Task to complete: Reproduce the part that opens with the line containing "candlestick (145, 4, 148, 20)" and closes with the line containing "candlestick (394, 286, 398, 316)", substituting "ohlc-bar" for "candlestick" and leaving everything else unchanged.

Layout annotation rows
* * *
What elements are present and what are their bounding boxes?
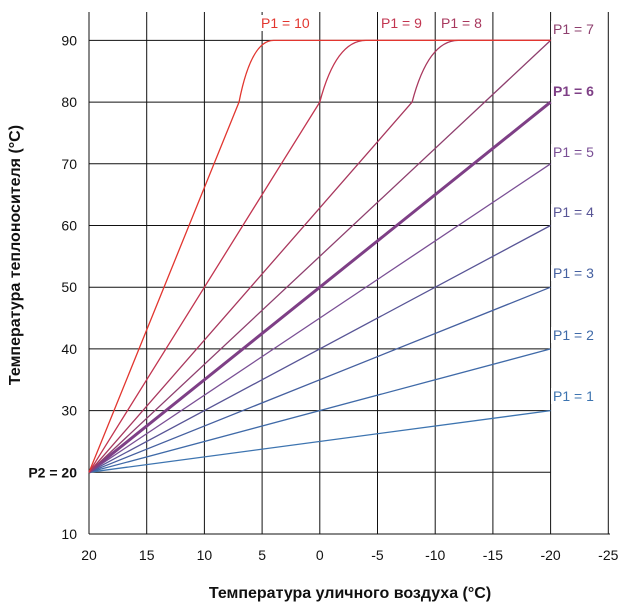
series-label-backdrop xyxy=(379,15,425,31)
series-line-p1-3 xyxy=(88,286,551,473)
series-label-p1-9: P1 = 9 xyxy=(381,15,422,31)
x-tick-label: -20 xyxy=(540,547,560,563)
x-tick-label: -15 xyxy=(483,547,503,563)
x-tick-label: -25 xyxy=(598,547,618,563)
series-label-p1-6: P1 = 6 xyxy=(553,83,594,99)
x-tick-label: 20 xyxy=(81,547,97,563)
series-label-p1-8: P1 = 8 xyxy=(441,15,482,31)
series-label-backdrop xyxy=(551,265,597,281)
series-label-backdrop xyxy=(551,144,597,160)
series-label-backdrop xyxy=(551,327,597,343)
series-line-p1-6 xyxy=(88,100,552,474)
series-line-p1-1 xyxy=(88,409,551,473)
series-label-backdrop xyxy=(439,15,485,31)
x-axis-title: Температура уличного воздуха (°C) xyxy=(209,585,491,602)
y-tick-label: P2 = 20 xyxy=(28,464,77,480)
y-tick-label: 50 xyxy=(61,279,77,295)
series-line-p1-4 xyxy=(88,224,551,473)
x-tick-label: 0 xyxy=(316,547,324,563)
x-tick-label: -5 xyxy=(371,547,384,563)
vertical-gridlines xyxy=(146,12,609,534)
y-tick-label: 30 xyxy=(61,403,77,419)
y-tick-label: 70 xyxy=(61,156,77,172)
series-label-p1-2: P1 = 2 xyxy=(553,327,594,343)
series-line-p1-7 xyxy=(88,39,552,473)
x-tick-label: 15 xyxy=(139,547,155,563)
series-label-p1-4: P1 = 4 xyxy=(553,204,594,220)
y-tick-label: 40 xyxy=(61,341,77,357)
series-line-p1-5 xyxy=(88,163,551,473)
x-tick-label: -10 xyxy=(425,547,445,563)
series-labels: P1 = 1 P1 = 2 P1 = 3 P1 = 4 P1 = 5 P1 = 6 P1 =… xyxy=(259,15,597,404)
series-label-p1-1: P1 = 1 xyxy=(553,388,594,404)
series-label-backdrop xyxy=(259,15,312,31)
series-label-backdrop xyxy=(551,21,597,37)
y-tick-labels: 10 P2 = 20 30 40 50 60 70 80 90 xyxy=(28,32,77,542)
y-tick-label: 60 xyxy=(61,218,77,234)
chart-axes xyxy=(88,12,610,535)
x-tick-label: 5 xyxy=(258,547,266,563)
y-axis-title: Температура теплоносителя (°C) xyxy=(7,125,24,385)
series-label-backdrop xyxy=(551,204,597,220)
series-lines xyxy=(88,39,552,474)
y-tick-label: 80 xyxy=(61,94,77,110)
series-line-p1-2 xyxy=(88,348,551,473)
series-label-backdrop xyxy=(551,388,597,404)
series-label-p1-3: P1 = 3 xyxy=(553,265,594,281)
y-tick-label: 10 xyxy=(61,526,77,542)
series-label-p1-5: P1 = 5 xyxy=(553,144,594,160)
series-label-p1-7: P1 = 7 xyxy=(553,21,594,37)
x-tick-label: 10 xyxy=(197,547,213,563)
x-tick-labels: 20 15 10 5 0 -5 -10 -15 -20 -25 xyxy=(81,547,618,563)
y-tick-label: 90 xyxy=(61,32,77,48)
series-label-backdrop xyxy=(551,83,597,99)
series-line-p1-10 xyxy=(88,39,551,473)
series-label-p1-10: P1 = 10 xyxy=(261,15,310,31)
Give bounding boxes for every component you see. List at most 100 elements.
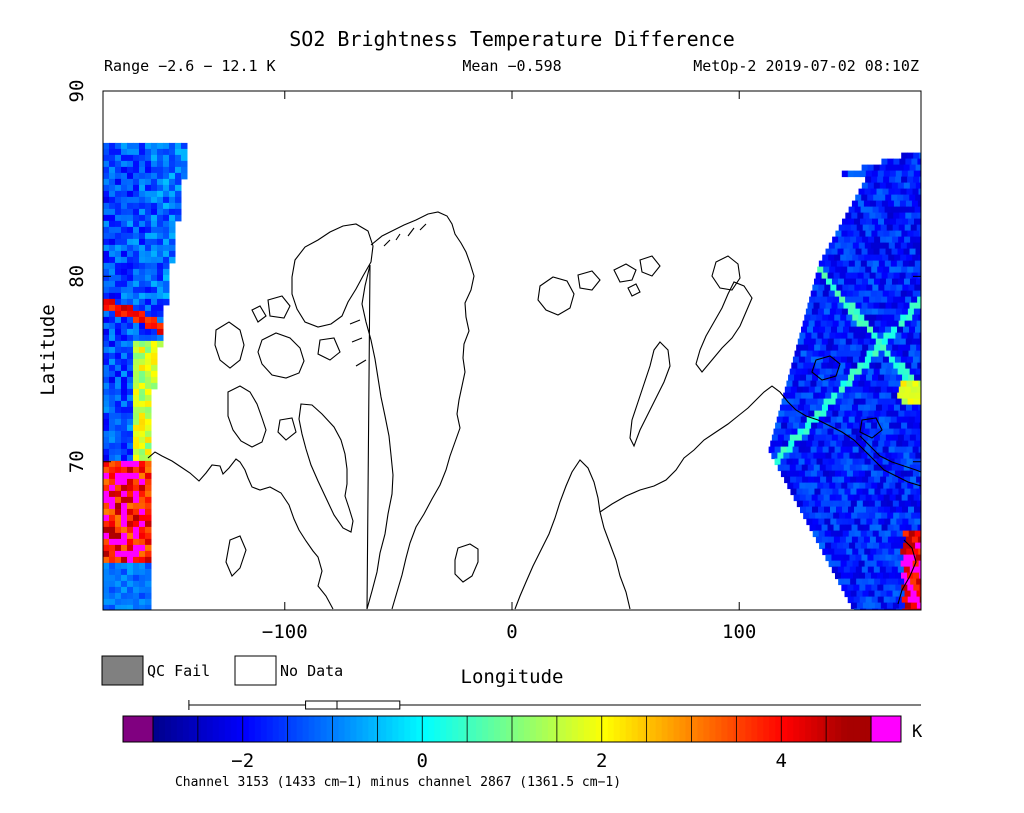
swath-cell (133, 550, 140, 558)
swath-cell (905, 428, 912, 436)
swath-cell (831, 278, 839, 286)
swath-cell (871, 494, 879, 502)
swath-cell (827, 404, 835, 412)
swath-cell (145, 598, 152, 606)
swath-cell (882, 356, 890, 364)
swath-cell (906, 290, 914, 298)
swath-cell (866, 218, 873, 226)
swath-cell (169, 256, 176, 264)
swath-cell (841, 308, 849, 316)
swath-cell (867, 566, 875, 574)
swath-cell (103, 466, 110, 474)
swath-cell (799, 422, 806, 430)
swath-cell (908, 206, 916, 214)
swath-cell (892, 590, 900, 598)
swath-cell (903, 182, 911, 190)
swath-cell (800, 506, 807, 514)
swath-cell (895, 308, 903, 316)
swath-cell (849, 542, 856, 550)
swath-cell (837, 368, 845, 376)
swath-cell (811, 308, 819, 316)
swath-cell (859, 266, 866, 274)
swath-cell (828, 470, 836, 478)
swath-cell (859, 332, 866, 340)
swath-cell (169, 142, 176, 150)
swath-cell (916, 488, 921, 496)
swath-cell (133, 220, 140, 228)
swath-cell (145, 586, 152, 594)
swath-cell (846, 560, 854, 568)
swath-cell (902, 350, 910, 358)
swath-cell (863, 338, 871, 346)
swath-cell (912, 380, 919, 388)
swath-cell (869, 512, 876, 520)
swath-cell (810, 458, 818, 466)
swath-cell (858, 470, 866, 478)
swath-cell (873, 326, 880, 334)
swath-cell (825, 248, 833, 256)
swath-cell (801, 392, 808, 400)
swath-cell (917, 512, 921, 520)
swath-cell (103, 448, 110, 456)
swath-cell (121, 532, 128, 540)
swath-cell (913, 308, 921, 316)
swath-cell (157, 166, 164, 174)
swath-cell (145, 532, 152, 540)
swath-cell (157, 316, 164, 324)
swath-cell (862, 410, 869, 418)
swath-cell (806, 440, 813, 448)
swath-cell (115, 364, 122, 372)
swath-cell (849, 302, 856, 310)
swath-cell (788, 416, 796, 424)
swath-cell (865, 230, 872, 238)
swath-cell (115, 484, 122, 492)
swath-cell (109, 412, 116, 420)
swath-cell (822, 356, 830, 364)
swath-cell (121, 574, 128, 582)
swath-cell (873, 278, 881, 286)
swath-cell (909, 248, 917, 256)
swath-cell (872, 440, 879, 448)
swath-cell (857, 536, 865, 544)
swath-cell (163, 298, 170, 306)
swath-cell (865, 584, 872, 592)
swath-cell (862, 602, 870, 610)
swath-cell (151, 214, 158, 222)
coastline-scandinavia (514, 459, 631, 610)
swath-cell (862, 488, 869, 496)
swath-cell (896, 506, 903, 514)
swath-cell (898, 410, 905, 418)
swath-cell (843, 392, 850, 400)
swath-cell (109, 154, 116, 162)
swath-cell (800, 374, 807, 382)
swath-cell (894, 290, 902, 298)
swath-cell (875, 212, 882, 220)
swath-cell (903, 554, 910, 562)
swath-cell (794, 374, 801, 382)
swath-cell (907, 230, 914, 238)
swath-cell (897, 302, 904, 310)
swath-cell (888, 560, 896, 568)
swath-cell (901, 266, 908, 274)
swath-cell (163, 244, 170, 252)
swath-cell (859, 494, 867, 502)
swath-cell (848, 506, 855, 514)
swath-cell (897, 434, 905, 442)
swath-cell (821, 296, 828, 304)
swath-cell (121, 400, 128, 408)
swath-cell (133, 256, 140, 264)
swath-cell (856, 488, 863, 496)
swath-cell (139, 238, 146, 246)
swath-cell (880, 344, 887, 352)
swath-cell (816, 290, 824, 298)
swath-cell (811, 422, 818, 430)
swath-cell (115, 310, 122, 318)
swath-cell (854, 518, 861, 526)
swath-cell (840, 572, 848, 580)
swath-cell (829, 494, 837, 502)
swath-cell (851, 404, 859, 412)
swath-cell (914, 260, 921, 268)
swath-cell (121, 508, 128, 516)
swath-cell (848, 206, 856, 214)
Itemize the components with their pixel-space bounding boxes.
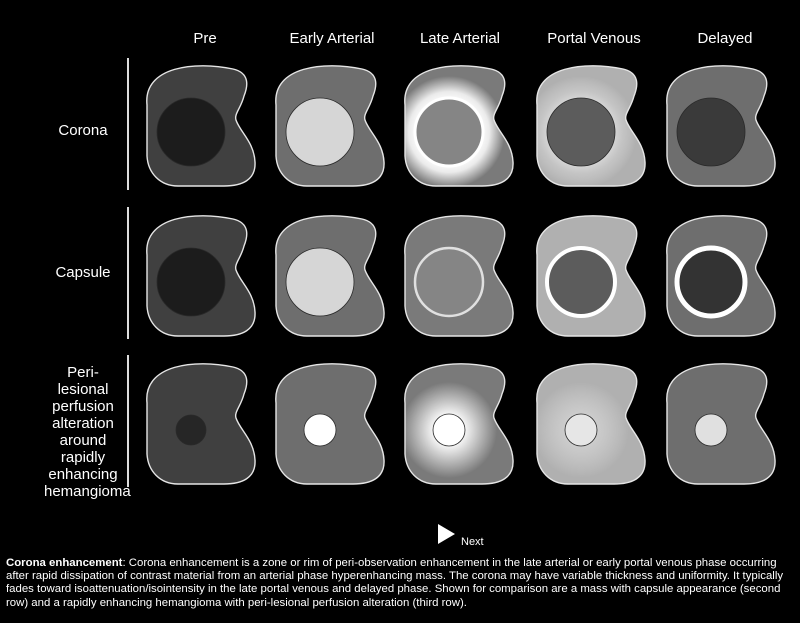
liver-panel [146,215,256,337]
liver-outline [404,65,514,187]
row-label-corona: Corona [44,122,122,139]
liver-panel [275,65,385,187]
lesion [694,413,728,447]
row-label-line: alteration [52,415,114,432]
row-label-line: hemangioma [44,483,131,500]
phase-diagram [146,65,776,485]
liver-outline [146,215,256,337]
liver-outline [536,363,646,485]
liver-panel [536,215,646,337]
row-label-line: Peri-lesional [57,364,109,398]
capsule-ring [674,245,748,319]
lesion [156,247,226,317]
row-label-perilesional: Peri-lesional perfusion alteration aroun… [44,364,131,500]
column-header-early-arterial: Early Arterial [289,30,375,47]
capsule-ring [413,246,485,318]
column-header-portal-venous: Portal Venous [547,30,641,47]
lesion [303,413,337,447]
row-label-line: enhancing [48,466,118,483]
caption-title: Corona enhancement [6,557,123,569]
liver-outline [666,215,776,337]
lesion [285,247,355,317]
capsule-ring [413,96,485,168]
lesion [175,414,207,446]
lesion [546,97,616,167]
liver-panel [275,215,385,337]
row-separator [127,355,129,487]
liver-outline [146,65,256,187]
liver-panel [536,65,646,187]
liver-panel [666,215,776,337]
row-label-line: around [59,432,107,449]
row-separator [127,207,129,339]
liver-panel [404,215,514,337]
liver-outline [666,363,776,485]
next-button[interactable]: Next [438,524,484,548]
lesion [676,97,746,167]
row-label-line: rapidly [60,449,106,466]
liver-panel [275,363,385,485]
row-label-capsule: Capsule [44,264,122,281]
liver-outline [404,215,514,337]
liver-panel [404,65,514,187]
lesion [285,97,355,167]
capsule-ring [545,246,617,318]
liver-panel [666,65,776,187]
caption: Corona enhancement: Corona enhancement i… [6,557,796,610]
liver-panel [666,363,776,485]
liver-panel [536,363,646,485]
column-header-late-arterial: Late Arterial [419,30,501,47]
row-separator [127,58,129,190]
column-header-pre: Pre [193,30,217,47]
liver-outline [666,65,776,187]
liver-outline [275,215,385,337]
liver-outline [146,363,256,485]
row-label-line: Capsule [55,264,111,281]
column-header-delayed: Delayed [697,30,753,47]
lesion [156,97,226,167]
lesion [564,413,598,447]
row-label-line: perfusion [52,398,114,415]
liver-panel [146,65,256,187]
liver-outline [275,363,385,485]
liver-panel [146,363,256,485]
liver-outline [536,215,646,337]
liver-outline [536,65,646,187]
liver-outline [275,65,385,187]
liver-panel [404,363,514,485]
next-label: Next [461,536,484,548]
play-triangle-icon [438,524,455,544]
caption-body: : Corona enhancement is a zone or rim of… [6,557,784,609]
liver-outline [404,363,514,485]
row-label-line: Corona [58,122,108,139]
lesion [432,413,466,447]
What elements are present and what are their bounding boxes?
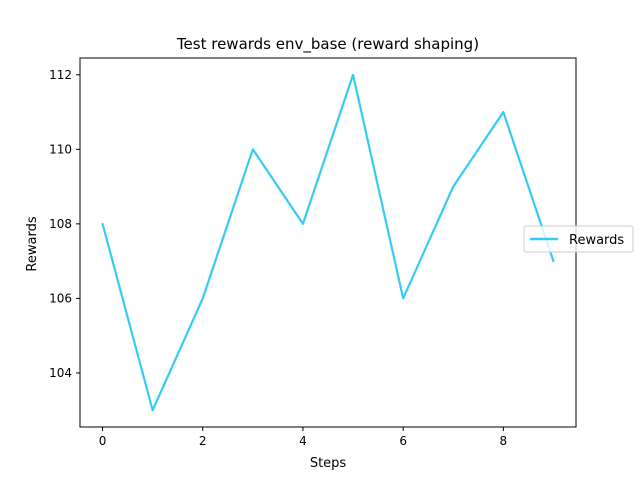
x-tick-label-0: 0 bbox=[99, 434, 107, 448]
chart-title: Test rewards env_base (reward shaping) bbox=[176, 35, 479, 54]
y-tick-label-110: 110 bbox=[49, 142, 72, 156]
y-tick-label-108: 108 bbox=[49, 217, 72, 231]
y-axis-label: Rewards bbox=[25, 216, 40, 271]
legend: Rewards bbox=[523, 225, 634, 253]
y-tick-label-112: 112 bbox=[49, 68, 72, 82]
x-tick-label-6: 6 bbox=[399, 434, 407, 448]
legend-box bbox=[523, 225, 634, 253]
legend-label: Rewards bbox=[569, 233, 624, 248]
x-axis-label: Steps bbox=[310, 456, 347, 471]
x-tick-label-8: 8 bbox=[500, 434, 508, 448]
series-line-0 bbox=[101, 73, 555, 412]
y-tick-label-106: 106 bbox=[49, 291, 72, 305]
x-tick-label-2: 2 bbox=[199, 434, 207, 448]
x-tick-label-4: 4 bbox=[299, 434, 307, 448]
y-tick-label-104: 104 bbox=[49, 366, 72, 380]
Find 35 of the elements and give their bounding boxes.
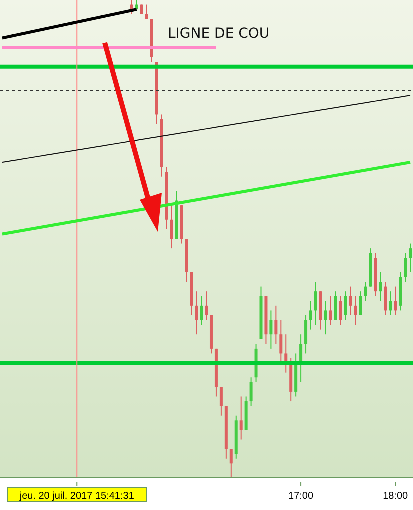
candlestick (145, 4, 148, 20)
x-tick-label: 18:00 (383, 491, 409, 502)
candlestick (280, 320, 283, 364)
candlestick (379, 272, 382, 302)
candlestick (329, 296, 332, 326)
candlestick (364, 282, 368, 302)
candlestick (394, 286, 398, 316)
candlestick (404, 252, 408, 283)
candlestick (195, 291, 198, 336)
candlestick (359, 291, 362, 316)
annotation: LIGNE DE COU (168, 26, 270, 42)
candlestick (349, 286, 352, 316)
candlestick (304, 314, 308, 354)
candlestick (354, 296, 358, 326)
candlestick (240, 396, 243, 440)
x-tick-label: 17:00 (288, 491, 314, 502)
candlestick (339, 296, 342, 326)
candlestick (324, 300, 328, 336)
candlestick (384, 282, 388, 316)
candlestick (274, 305, 278, 345)
candlestick (389, 291, 392, 316)
candlestick (230, 448, 233, 478)
candlestick (409, 243, 412, 273)
candlestick (200, 296, 204, 326)
candlestick (314, 282, 318, 326)
x-tick-label: jeu. 20 juil. 2017 15:41:31 (18, 491, 135, 502)
candlestick (300, 334, 303, 383)
candlestick (334, 291, 338, 321)
candlestick (344, 291, 348, 321)
candlestick (220, 386, 223, 416)
candlestick (205, 291, 208, 321)
candlestick (270, 310, 273, 350)
candlestick (170, 205, 174, 250)
candlestick (250, 377, 253, 407)
candlestick (310, 300, 313, 330)
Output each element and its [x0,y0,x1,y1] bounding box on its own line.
* * *
Correct output:
ohlc-bar (145, 4, 148, 20)
x-tick-label: 18:00 (383, 491, 409, 502)
ohlc-bar (280, 320, 283, 364)
ohlc-bar (379, 272, 382, 302)
ohlc-bar (329, 296, 332, 326)
ohlc-bar (364, 282, 368, 302)
ohlc-bar (394, 286, 398, 316)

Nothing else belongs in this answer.